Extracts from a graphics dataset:
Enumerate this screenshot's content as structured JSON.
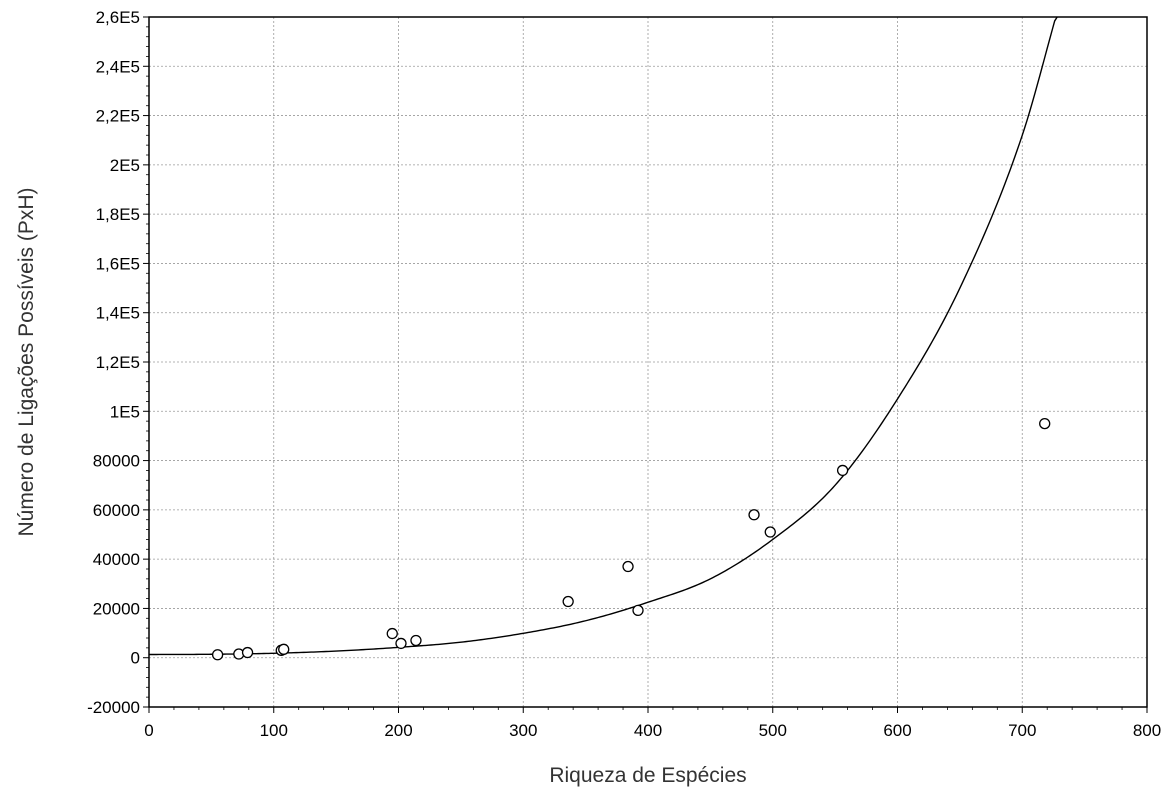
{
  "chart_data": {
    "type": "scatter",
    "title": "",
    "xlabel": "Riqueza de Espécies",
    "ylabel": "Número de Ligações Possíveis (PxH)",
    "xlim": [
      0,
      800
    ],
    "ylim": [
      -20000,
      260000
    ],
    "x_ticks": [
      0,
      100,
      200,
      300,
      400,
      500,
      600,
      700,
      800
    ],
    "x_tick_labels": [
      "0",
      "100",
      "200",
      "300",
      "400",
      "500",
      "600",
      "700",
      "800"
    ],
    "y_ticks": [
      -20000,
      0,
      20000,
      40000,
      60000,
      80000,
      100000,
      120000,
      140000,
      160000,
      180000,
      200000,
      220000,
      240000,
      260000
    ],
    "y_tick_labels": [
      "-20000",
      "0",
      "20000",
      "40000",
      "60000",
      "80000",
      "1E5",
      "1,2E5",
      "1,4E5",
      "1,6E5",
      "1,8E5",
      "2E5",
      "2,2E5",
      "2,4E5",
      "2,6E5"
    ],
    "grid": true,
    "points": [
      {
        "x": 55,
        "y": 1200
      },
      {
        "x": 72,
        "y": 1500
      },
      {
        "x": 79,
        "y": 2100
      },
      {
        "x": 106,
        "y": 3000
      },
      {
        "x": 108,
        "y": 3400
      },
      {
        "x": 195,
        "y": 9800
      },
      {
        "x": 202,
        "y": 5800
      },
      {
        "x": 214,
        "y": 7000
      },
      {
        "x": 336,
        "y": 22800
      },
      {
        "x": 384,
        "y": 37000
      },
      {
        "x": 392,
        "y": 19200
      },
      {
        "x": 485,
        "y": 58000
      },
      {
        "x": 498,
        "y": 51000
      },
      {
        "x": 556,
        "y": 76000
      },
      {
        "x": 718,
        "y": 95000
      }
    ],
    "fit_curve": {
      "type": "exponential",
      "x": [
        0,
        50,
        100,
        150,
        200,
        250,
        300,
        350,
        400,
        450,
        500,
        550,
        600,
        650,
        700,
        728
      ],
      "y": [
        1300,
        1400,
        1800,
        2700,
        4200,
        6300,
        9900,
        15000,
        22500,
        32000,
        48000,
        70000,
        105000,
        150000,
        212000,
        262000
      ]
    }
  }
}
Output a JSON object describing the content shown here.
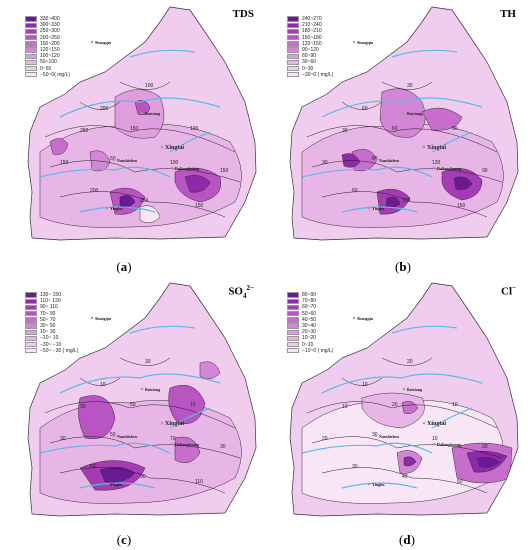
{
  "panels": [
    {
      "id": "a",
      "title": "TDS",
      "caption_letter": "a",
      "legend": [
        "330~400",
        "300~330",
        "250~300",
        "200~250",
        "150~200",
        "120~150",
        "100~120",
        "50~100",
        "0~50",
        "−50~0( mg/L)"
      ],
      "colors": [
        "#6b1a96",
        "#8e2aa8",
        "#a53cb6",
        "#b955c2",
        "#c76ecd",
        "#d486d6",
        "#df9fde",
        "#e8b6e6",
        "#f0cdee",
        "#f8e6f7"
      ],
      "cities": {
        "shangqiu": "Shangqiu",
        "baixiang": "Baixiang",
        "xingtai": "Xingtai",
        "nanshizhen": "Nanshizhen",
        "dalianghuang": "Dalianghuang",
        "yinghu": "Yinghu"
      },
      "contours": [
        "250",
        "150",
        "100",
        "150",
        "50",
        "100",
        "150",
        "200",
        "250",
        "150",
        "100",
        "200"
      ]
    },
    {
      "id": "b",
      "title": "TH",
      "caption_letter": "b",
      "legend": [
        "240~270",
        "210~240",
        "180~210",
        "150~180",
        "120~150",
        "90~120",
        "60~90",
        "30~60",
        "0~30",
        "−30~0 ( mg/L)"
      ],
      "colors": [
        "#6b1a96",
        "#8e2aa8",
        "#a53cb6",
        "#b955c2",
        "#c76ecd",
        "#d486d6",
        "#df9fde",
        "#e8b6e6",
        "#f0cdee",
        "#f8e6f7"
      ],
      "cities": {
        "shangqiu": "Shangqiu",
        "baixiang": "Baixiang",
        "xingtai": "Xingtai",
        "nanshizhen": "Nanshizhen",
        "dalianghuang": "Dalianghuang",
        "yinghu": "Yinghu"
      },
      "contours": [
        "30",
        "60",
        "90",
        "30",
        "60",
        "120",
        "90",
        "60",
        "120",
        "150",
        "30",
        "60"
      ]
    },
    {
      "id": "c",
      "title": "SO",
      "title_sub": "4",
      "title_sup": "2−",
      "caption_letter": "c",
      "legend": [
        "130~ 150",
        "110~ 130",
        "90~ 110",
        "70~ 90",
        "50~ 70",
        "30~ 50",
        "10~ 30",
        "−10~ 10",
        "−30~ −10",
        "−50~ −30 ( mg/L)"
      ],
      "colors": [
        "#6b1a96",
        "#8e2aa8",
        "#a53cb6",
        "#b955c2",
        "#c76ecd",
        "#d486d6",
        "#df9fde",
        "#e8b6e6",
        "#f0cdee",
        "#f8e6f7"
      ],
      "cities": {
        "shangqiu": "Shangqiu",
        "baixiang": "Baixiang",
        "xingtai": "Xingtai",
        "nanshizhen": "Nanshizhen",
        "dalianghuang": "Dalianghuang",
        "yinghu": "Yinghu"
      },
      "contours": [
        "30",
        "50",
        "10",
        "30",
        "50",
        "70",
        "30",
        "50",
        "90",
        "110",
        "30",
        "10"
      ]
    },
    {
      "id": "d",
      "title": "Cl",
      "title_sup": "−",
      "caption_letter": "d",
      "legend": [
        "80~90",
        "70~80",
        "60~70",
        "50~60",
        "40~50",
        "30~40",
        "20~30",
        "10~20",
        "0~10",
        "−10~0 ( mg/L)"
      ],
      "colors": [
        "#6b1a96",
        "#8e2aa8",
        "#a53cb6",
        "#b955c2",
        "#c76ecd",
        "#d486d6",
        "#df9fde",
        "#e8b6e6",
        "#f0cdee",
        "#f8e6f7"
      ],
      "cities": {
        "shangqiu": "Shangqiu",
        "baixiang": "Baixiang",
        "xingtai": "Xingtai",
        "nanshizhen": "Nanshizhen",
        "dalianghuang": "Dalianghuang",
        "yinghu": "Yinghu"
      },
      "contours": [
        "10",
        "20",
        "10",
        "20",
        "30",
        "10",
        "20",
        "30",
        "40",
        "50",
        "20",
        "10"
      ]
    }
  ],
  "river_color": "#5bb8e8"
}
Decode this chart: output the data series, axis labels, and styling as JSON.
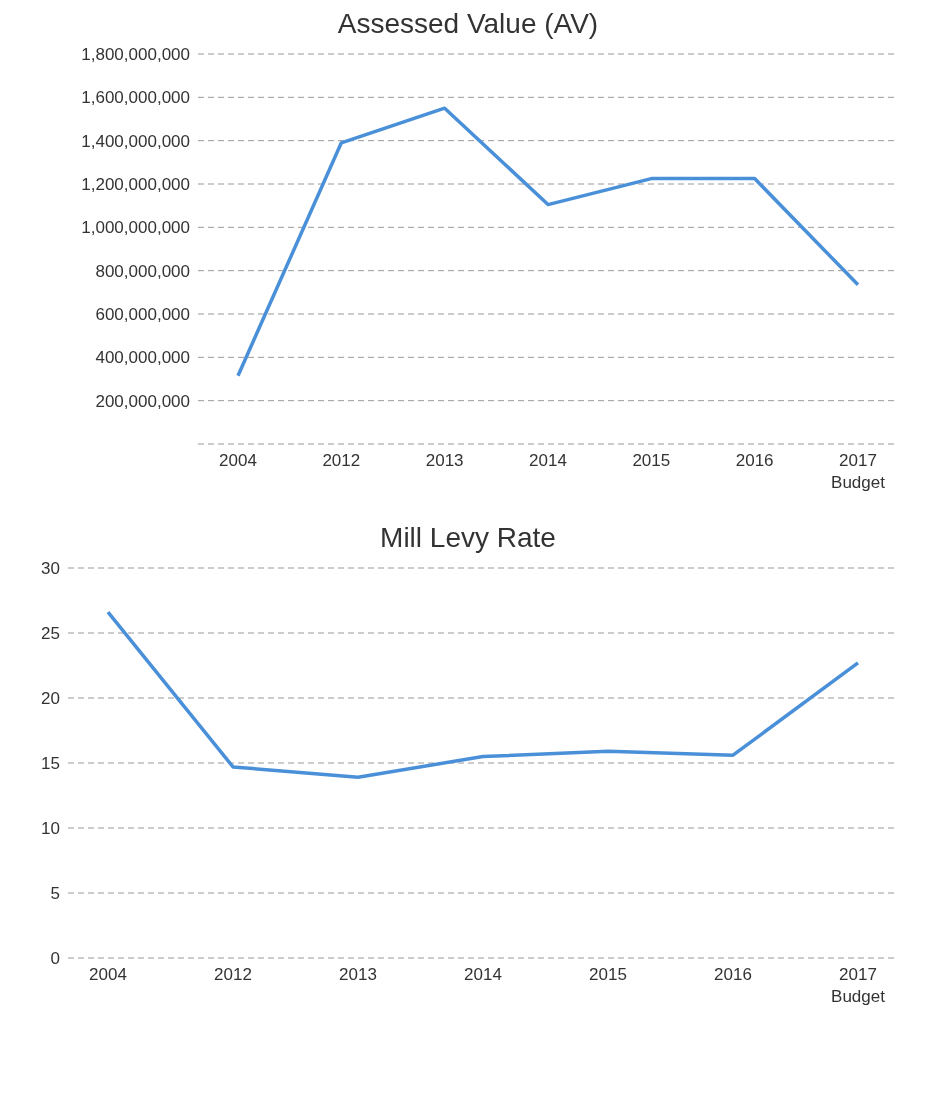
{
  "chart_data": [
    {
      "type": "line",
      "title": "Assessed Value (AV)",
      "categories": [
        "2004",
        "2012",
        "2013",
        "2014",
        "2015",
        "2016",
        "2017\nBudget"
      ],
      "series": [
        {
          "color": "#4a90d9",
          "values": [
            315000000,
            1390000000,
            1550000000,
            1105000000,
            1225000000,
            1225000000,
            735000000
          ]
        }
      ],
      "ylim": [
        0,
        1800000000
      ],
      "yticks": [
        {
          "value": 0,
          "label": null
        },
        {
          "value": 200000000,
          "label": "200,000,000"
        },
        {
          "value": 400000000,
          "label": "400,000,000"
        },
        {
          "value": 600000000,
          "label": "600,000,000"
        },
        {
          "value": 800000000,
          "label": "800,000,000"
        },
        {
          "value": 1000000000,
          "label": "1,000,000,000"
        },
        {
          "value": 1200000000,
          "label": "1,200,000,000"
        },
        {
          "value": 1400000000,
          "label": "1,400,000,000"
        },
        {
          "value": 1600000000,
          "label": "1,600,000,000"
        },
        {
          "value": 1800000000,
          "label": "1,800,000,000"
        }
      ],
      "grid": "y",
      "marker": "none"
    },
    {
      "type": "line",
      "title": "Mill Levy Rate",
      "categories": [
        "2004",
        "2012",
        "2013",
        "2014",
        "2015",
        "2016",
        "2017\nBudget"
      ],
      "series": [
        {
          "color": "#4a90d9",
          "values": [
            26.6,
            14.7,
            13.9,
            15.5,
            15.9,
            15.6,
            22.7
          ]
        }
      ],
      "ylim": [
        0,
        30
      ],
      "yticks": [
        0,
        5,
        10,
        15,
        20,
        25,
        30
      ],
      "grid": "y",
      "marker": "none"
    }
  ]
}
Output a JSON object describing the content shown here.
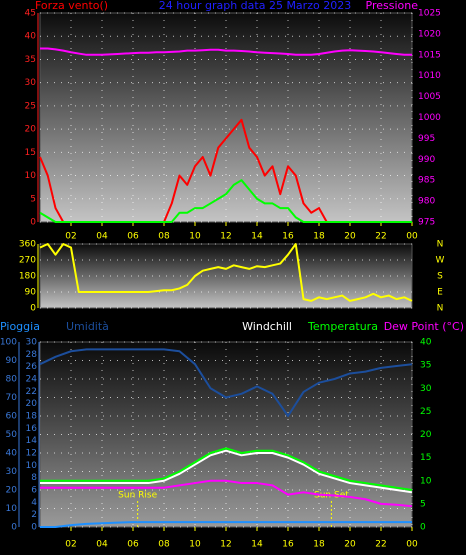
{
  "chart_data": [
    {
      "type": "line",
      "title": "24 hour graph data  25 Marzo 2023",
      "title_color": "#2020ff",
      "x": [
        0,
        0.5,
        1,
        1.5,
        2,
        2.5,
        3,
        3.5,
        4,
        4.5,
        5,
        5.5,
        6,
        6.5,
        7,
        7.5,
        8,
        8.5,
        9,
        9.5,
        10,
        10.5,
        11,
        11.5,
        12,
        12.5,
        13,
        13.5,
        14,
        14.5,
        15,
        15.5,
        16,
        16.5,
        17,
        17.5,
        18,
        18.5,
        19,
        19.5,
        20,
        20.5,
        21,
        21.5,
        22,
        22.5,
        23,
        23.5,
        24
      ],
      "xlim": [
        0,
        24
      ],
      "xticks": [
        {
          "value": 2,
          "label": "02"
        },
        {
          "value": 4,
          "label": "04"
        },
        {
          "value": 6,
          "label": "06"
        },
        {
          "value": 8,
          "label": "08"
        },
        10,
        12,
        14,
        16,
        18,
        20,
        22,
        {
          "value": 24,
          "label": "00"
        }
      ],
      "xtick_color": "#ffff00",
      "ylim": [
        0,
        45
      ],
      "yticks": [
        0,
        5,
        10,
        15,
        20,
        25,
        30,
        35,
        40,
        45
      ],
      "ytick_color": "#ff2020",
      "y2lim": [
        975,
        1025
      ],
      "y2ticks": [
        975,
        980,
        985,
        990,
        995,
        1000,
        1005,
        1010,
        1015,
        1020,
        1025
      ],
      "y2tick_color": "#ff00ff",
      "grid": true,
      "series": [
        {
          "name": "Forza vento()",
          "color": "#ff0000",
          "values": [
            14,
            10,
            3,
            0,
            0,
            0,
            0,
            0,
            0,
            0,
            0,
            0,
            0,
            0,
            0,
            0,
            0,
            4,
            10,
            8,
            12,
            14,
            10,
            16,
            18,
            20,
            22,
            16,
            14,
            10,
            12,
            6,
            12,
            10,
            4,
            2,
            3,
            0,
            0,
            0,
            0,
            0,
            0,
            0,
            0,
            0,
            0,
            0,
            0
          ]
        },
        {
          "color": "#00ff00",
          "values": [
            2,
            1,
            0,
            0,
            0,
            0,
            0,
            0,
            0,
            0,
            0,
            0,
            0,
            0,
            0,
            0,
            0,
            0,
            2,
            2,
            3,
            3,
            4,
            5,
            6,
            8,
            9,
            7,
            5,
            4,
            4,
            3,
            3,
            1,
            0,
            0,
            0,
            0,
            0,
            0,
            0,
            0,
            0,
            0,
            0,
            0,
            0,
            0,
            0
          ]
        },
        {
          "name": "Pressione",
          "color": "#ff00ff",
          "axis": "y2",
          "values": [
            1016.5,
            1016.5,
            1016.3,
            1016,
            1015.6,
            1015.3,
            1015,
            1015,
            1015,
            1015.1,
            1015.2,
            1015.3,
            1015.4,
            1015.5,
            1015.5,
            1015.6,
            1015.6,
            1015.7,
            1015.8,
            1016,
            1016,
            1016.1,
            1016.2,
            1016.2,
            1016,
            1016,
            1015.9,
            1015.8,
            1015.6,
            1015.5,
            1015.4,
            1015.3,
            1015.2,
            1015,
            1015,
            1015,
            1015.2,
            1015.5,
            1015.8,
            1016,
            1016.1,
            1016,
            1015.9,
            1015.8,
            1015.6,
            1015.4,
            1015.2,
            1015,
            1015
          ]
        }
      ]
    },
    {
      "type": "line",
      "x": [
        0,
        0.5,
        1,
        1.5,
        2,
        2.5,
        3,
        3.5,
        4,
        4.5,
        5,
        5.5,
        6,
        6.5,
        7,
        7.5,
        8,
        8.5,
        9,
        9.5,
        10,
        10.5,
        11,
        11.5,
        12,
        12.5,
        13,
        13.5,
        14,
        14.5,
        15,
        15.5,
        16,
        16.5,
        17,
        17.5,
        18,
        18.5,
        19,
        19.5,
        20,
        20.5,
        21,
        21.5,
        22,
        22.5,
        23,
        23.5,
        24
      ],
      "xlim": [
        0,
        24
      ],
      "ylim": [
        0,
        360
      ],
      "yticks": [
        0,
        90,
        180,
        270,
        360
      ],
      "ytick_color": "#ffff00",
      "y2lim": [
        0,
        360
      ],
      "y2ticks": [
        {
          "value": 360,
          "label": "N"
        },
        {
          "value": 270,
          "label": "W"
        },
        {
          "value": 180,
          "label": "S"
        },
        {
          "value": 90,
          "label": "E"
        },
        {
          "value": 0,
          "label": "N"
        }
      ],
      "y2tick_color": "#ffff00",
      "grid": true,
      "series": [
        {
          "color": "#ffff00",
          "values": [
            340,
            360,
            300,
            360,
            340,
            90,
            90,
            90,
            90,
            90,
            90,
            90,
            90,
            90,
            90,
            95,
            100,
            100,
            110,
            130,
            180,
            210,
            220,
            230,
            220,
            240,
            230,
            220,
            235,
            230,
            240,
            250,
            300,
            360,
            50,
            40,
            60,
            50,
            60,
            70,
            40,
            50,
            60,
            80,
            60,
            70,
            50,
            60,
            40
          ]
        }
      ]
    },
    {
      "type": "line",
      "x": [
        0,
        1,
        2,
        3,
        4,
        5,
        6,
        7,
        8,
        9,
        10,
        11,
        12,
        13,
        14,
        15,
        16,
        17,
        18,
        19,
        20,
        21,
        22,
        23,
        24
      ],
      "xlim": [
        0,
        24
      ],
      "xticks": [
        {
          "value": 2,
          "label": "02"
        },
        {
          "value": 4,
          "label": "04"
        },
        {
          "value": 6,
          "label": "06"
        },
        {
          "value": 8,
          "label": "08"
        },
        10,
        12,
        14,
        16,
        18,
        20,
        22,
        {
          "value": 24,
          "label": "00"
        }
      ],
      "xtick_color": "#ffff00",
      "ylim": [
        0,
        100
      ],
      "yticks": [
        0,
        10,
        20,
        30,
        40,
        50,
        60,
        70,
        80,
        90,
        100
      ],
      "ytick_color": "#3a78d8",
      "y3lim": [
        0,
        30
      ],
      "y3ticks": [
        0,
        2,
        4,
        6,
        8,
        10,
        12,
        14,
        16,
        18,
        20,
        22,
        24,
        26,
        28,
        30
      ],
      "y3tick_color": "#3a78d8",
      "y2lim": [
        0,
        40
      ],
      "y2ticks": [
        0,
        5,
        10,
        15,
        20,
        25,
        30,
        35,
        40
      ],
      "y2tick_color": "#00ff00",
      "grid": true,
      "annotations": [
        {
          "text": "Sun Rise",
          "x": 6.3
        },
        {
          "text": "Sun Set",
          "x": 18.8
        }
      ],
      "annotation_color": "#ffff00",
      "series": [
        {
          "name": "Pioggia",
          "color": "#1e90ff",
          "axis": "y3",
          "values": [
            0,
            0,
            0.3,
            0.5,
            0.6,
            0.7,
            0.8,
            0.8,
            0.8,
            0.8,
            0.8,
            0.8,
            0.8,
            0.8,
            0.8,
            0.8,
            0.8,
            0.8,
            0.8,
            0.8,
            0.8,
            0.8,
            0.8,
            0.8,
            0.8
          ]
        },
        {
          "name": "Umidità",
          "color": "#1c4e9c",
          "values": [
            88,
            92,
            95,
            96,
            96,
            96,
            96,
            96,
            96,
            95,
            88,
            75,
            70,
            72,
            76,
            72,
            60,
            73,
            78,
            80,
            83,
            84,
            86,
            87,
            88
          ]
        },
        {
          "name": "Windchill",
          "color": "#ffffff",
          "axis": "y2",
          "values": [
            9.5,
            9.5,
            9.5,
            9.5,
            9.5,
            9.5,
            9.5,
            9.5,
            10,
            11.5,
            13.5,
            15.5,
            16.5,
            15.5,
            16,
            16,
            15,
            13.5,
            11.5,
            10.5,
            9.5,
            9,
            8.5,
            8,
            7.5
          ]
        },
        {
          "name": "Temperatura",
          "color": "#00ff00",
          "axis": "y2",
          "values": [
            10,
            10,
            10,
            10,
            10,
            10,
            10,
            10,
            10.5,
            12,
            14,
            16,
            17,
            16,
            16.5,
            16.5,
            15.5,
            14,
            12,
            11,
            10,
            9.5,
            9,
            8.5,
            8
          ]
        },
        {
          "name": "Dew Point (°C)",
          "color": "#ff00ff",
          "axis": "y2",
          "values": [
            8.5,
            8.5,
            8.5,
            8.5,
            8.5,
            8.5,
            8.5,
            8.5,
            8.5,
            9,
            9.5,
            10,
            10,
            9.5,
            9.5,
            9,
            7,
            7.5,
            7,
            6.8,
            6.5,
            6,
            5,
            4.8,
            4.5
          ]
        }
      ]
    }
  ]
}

Instruction =
Select and copy each line from the data that includes the word "JSON".

Correct output =
Enumerate this screenshot's content as structured JSON.
Output a JSON object describing the content shown here.
Decode this chart: output the data series, axis labels, and styling as JSON.
Output a JSON object describing the content shown here.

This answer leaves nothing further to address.